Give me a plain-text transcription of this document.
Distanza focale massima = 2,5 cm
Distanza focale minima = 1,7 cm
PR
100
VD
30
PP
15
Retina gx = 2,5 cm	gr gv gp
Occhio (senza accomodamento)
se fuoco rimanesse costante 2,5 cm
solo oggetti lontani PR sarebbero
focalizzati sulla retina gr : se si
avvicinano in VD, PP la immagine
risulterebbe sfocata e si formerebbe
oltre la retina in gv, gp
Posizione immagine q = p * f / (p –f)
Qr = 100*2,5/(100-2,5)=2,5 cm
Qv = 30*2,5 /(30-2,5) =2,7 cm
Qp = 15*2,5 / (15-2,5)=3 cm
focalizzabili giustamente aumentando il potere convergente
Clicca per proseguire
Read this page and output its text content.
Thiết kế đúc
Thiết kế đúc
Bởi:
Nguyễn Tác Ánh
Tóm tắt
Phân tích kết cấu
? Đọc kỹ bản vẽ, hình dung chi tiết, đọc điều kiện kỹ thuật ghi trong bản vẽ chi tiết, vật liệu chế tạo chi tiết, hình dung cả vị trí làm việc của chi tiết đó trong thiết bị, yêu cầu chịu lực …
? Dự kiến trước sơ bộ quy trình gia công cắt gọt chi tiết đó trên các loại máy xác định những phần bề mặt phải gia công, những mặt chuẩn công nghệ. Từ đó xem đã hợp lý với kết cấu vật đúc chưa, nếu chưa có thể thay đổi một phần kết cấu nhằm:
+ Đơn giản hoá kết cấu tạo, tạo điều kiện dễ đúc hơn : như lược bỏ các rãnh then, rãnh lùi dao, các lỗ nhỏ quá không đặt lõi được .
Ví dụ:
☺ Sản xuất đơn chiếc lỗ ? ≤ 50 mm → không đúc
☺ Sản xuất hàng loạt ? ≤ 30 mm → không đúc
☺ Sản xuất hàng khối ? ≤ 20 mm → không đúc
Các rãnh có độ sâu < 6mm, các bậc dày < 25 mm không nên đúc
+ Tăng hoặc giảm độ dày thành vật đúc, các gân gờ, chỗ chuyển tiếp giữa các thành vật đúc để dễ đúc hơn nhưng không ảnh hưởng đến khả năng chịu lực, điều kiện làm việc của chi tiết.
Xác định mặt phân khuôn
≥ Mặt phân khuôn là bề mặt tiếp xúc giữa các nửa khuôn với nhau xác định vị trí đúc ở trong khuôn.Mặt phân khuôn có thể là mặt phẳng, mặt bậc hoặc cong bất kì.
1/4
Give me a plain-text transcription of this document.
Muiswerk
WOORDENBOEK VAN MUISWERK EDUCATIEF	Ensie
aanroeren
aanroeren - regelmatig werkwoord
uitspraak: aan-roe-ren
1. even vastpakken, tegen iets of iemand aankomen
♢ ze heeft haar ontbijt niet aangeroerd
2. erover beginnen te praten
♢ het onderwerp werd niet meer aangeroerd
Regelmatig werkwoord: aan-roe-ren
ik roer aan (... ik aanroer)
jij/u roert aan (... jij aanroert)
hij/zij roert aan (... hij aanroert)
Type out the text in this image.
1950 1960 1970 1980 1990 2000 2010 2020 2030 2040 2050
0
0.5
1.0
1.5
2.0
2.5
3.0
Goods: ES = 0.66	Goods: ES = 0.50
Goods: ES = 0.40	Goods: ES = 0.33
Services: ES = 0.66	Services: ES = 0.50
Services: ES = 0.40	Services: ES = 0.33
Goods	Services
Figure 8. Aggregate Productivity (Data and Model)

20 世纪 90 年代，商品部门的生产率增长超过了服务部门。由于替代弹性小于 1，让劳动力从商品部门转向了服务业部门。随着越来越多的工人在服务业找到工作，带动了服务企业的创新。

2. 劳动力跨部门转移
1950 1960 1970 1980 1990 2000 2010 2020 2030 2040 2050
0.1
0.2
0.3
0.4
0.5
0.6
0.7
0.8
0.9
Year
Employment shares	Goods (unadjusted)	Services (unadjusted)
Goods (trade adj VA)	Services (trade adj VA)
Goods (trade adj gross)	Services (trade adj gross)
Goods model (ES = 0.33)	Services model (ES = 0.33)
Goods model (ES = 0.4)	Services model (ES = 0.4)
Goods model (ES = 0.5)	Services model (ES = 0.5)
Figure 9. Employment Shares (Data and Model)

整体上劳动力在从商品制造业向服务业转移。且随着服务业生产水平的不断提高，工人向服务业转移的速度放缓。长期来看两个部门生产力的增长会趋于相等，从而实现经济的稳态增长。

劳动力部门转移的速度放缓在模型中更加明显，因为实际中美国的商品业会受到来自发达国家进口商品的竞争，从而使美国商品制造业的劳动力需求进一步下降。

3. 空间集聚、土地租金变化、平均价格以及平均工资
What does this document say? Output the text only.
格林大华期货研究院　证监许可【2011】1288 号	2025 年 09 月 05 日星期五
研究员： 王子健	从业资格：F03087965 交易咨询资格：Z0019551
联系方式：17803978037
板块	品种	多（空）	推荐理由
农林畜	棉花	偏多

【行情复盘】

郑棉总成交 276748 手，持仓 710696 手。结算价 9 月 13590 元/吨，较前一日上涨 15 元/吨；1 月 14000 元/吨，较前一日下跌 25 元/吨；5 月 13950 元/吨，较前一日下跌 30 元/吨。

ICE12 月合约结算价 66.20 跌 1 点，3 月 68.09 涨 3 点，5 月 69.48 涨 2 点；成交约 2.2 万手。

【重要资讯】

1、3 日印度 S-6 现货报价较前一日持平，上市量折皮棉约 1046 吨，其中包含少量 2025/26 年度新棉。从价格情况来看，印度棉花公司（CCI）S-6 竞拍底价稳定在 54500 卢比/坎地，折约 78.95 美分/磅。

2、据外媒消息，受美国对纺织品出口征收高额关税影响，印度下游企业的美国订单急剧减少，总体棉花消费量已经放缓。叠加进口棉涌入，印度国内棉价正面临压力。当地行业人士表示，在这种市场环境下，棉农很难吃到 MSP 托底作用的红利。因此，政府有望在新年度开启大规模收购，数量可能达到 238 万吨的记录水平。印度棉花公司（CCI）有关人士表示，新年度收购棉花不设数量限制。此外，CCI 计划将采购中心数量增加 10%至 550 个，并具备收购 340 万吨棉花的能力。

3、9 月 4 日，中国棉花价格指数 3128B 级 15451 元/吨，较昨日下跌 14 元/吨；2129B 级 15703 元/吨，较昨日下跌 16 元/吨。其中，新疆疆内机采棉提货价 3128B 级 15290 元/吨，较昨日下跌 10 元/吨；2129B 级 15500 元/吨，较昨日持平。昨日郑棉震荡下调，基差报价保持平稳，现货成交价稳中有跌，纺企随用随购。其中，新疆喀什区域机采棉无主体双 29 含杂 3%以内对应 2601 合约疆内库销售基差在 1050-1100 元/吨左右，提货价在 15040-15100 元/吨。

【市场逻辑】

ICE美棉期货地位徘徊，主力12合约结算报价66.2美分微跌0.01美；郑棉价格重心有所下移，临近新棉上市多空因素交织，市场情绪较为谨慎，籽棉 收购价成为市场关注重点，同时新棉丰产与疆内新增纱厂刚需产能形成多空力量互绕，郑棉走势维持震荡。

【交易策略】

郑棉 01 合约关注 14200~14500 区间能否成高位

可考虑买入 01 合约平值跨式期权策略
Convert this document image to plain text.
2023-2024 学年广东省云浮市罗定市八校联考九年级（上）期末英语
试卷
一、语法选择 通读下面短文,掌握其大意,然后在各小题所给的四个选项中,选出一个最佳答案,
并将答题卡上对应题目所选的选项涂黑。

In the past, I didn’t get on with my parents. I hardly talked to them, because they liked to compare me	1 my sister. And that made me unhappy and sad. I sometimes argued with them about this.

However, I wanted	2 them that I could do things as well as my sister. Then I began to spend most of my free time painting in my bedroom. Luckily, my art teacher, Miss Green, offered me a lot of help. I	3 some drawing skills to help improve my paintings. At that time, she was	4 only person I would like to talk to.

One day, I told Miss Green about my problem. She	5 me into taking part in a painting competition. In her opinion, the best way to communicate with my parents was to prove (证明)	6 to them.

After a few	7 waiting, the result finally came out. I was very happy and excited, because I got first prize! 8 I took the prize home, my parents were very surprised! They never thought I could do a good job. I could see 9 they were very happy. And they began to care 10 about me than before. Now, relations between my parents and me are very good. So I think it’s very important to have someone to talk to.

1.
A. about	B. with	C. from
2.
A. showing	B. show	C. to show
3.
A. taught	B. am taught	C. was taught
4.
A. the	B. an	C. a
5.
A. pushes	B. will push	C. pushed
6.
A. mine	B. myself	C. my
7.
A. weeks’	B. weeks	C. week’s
━━━━━━━━━━
Prompt
Examine the records and pull out every line where the string "began" occurs.

Answer to the exercise
However, I wanted	2 them that I could do things as well as my sister. Then I began to spend most of my free time painting in my bedroom. Luckily, my art teacher, Miss Green, offered me a lot of help. I	3 some drawing skills to help improve my paintings. At that time, she was	4 only person I would like to talk to.
After a few	7 waiting, the result finally came out. I was very happy and excited, because I got first prize! 8 I took the prize home, my parents were very surprised! They never thought I could do a good job. I could see 9 they were very happy. And they began to care 10 about me than before. Now, relations between my parents and me are very good. So I think it’s very important to have someone to talk to.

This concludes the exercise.